• **GIVEN DATA**
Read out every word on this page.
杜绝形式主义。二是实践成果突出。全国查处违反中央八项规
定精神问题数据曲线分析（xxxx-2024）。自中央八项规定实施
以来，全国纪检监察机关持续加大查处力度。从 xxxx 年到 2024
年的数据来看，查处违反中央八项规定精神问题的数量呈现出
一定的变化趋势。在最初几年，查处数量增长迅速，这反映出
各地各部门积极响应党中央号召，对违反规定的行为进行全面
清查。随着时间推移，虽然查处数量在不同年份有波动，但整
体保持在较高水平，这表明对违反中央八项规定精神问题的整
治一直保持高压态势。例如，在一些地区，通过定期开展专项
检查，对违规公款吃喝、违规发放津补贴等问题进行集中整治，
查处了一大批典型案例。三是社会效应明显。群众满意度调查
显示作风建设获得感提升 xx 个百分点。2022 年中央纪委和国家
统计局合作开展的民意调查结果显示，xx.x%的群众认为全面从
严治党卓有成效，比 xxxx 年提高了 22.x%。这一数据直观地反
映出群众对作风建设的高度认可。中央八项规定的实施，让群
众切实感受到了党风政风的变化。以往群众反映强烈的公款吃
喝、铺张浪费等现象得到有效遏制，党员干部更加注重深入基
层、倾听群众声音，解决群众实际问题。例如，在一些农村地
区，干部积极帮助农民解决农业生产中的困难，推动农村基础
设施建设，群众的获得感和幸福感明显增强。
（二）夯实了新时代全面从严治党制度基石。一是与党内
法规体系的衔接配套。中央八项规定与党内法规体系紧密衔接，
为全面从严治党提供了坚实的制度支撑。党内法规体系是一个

• **WHAT NEEDS TO BE DONE**
Pick out the lines containing the string "xxxx".

• **REPLY**
定精神问题数据曲线分析（xxxx-2024）。自中央八项规定实施
以来，全国纪检监察机关持续加大查处力度。从 xxxx 年到 2024
严治党卓有成效，比 xxxx 年提高了 22.x%。这一数据直观地反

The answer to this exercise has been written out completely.